はじめに
SQLAlchemy を使って insert
処理を実行した際にトランザクションの扱い方で処理時間に結構な差がでました。(※注)
以下、サンプルコードと自身の環境での検証結果ではありますが知見を共有したく思います。
(※注)
本記事のサンプルコードでは insert
処理のみを扱いますが、update
処理でもトランザクションの扱いによって実行時間に差が出ます。
環境
環境 | バージョン | 備考 |
---|---|---|
macOS Catalina | v10.15.7 | |
Docker Desktop for Mac | v3.3.3 | |
Docker | v20.10.6, build 370c289 | $ docker --version |
Docker Compose | v1.29.1, build c34c88b2 | $ docker-compose --version |
Docker MySQL | v8.0.x | Dockerfile で指定 |
Docker Python | v3.9.x | 同上 |
SQLAlchemy | v1.4.17 | requirement.txt で指定 |
検証
以下の設定でそれぞれ 10,000
行の insert
と update
処理で検証。
- autocommit ありでループ内で flush()
- autocommit ありでループ外で flush()
- autocommit なしでループ外で commit()
結果から
insert
トランザクション | flush() / commit() の場所 | 結果 | 備考 | |
---|---|---|---|---|
1 | autocommit あり | ループ内で flush() | 10,000件 insert するのに約3分 | 毎行 commit が実行され、下の 2 つに比べて大幅に時間がかかる |
2 | autocommit あり | ループ外で flush() | 10,000件 insert するのに約8秒 | commit は全行に対して実行され、下記 3 と同じクエリが発行された |
3 | autocommit なし | ループ外で commit() | 10,000件 insert するのに約8秒 | commit は全行に対して実行され、上記 2 と同じクエリが発行された |
コードサンプルとログ
autocommit ありでループ内で flush()
コードサンプル
# セッションの設定(autocommit あり)

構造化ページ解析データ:
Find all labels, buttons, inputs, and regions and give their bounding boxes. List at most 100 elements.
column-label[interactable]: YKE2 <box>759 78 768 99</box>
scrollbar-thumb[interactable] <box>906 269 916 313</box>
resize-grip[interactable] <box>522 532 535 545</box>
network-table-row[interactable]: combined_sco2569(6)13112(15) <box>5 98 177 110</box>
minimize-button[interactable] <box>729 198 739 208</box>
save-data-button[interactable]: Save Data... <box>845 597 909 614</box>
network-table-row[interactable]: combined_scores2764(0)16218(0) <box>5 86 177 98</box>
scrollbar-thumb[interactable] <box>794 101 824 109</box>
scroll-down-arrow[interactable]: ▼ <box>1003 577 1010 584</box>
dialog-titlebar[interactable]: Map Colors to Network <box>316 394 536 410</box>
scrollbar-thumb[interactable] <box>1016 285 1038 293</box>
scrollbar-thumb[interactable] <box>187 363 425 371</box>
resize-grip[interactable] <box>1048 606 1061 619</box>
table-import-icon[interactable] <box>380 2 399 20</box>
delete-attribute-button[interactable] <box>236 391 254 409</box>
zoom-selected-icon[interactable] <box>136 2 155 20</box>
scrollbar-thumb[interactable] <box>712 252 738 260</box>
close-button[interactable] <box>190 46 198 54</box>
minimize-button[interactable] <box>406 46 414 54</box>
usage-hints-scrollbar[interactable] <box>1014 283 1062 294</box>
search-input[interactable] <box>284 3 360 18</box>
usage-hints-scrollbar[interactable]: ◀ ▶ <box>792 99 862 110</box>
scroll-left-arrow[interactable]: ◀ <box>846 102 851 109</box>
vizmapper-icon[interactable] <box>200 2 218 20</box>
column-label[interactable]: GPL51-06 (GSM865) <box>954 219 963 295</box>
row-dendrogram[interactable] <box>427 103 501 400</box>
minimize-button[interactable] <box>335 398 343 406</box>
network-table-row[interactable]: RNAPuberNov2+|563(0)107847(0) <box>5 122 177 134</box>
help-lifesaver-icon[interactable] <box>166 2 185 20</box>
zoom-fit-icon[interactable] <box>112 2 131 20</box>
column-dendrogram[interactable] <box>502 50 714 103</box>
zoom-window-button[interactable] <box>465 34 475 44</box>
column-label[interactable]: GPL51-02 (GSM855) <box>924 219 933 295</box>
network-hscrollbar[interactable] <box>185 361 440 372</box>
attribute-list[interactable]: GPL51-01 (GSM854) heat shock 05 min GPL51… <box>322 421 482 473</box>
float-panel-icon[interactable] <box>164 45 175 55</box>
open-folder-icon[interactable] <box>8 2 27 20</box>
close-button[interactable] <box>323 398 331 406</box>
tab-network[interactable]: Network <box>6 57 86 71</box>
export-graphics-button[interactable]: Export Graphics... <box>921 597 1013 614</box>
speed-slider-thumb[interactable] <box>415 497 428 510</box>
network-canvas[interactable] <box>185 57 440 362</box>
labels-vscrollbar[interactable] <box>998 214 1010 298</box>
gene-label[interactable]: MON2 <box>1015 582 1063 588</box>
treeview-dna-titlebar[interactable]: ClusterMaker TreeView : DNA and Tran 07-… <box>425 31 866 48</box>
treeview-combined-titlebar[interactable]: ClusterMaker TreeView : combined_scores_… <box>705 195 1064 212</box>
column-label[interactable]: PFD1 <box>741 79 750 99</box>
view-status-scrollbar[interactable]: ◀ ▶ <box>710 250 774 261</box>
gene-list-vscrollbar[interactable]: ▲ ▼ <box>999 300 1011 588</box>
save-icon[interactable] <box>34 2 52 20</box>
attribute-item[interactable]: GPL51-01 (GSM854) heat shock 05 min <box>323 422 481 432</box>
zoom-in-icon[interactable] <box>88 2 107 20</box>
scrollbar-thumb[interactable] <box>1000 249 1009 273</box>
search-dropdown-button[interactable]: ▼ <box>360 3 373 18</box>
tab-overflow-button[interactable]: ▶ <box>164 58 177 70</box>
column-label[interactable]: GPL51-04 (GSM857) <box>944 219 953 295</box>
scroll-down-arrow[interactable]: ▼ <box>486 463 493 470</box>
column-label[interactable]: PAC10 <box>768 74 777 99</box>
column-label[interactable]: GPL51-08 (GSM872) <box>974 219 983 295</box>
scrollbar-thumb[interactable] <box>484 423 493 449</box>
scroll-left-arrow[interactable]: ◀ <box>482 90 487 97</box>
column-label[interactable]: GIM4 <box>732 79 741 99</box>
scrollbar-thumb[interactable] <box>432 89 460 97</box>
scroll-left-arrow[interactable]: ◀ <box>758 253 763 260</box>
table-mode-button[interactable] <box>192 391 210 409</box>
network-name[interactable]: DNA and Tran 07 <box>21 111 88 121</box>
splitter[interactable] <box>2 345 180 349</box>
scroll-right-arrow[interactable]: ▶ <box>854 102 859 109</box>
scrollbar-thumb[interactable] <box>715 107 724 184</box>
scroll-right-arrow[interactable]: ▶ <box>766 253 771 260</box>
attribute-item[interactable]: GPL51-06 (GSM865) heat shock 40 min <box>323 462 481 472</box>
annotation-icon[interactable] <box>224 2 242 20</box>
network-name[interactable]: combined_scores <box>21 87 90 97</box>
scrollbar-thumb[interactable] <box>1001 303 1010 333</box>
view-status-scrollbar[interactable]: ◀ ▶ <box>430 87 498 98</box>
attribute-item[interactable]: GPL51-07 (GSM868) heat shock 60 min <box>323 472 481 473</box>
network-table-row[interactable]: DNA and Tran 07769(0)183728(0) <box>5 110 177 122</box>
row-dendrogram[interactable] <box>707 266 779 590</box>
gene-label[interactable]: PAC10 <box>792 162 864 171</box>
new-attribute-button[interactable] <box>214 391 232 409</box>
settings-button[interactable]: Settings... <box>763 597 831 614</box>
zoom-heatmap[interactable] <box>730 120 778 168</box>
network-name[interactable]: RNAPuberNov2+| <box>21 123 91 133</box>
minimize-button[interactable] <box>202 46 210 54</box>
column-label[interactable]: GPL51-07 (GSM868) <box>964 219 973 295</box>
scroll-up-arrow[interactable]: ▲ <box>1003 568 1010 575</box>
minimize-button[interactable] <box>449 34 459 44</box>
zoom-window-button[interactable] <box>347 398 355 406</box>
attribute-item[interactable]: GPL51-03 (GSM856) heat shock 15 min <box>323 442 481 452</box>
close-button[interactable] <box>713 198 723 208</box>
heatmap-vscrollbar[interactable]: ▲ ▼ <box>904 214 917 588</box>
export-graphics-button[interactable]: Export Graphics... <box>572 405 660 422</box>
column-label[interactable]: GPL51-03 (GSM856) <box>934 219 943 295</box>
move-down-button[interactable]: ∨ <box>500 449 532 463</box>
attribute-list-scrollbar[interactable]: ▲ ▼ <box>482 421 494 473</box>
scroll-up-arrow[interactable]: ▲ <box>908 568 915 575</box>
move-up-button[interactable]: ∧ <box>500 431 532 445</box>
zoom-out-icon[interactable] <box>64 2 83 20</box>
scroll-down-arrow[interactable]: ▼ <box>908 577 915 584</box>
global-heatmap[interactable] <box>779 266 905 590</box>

• 課題:
SQLAlchemy のトランザクションに関する本文を、「- autocommit ありでループ外で」の語句を含む箇所から書き写してください。「# セッションの設定(autocommit あり)」まで写したら止めてください。

• 解答:
- autocommit ありでループ外で flush()
- autocommit なしでループ外で commit()
結果から
insert
トランザクション | flush() / commit() の場所 | 結果 | 備考 | |
---|---|---|---|---|
1 | autocommit あり | ループ内で flush() | 10,000件 insert するのに約3分 | 毎行 commit が実行され、下の 2 つに比べて大幅に時間がかかる |
2 | autocommit あり | ループ外で flush() | 10,000件 insert するのに約8秒 | commit は全行に対して実行され、下記 3 と同じクエリが発行された |
3 | autocommit なし | ループ外で commit() | 10,000件 insert するのに約8秒 | commit は全行に対して実行され、上記 2 と同じクエリが発行された |
コードサンプルとログ
autocommit ありでループ内で flush()
コードサンプル
# セッションの設定(autocommit あり)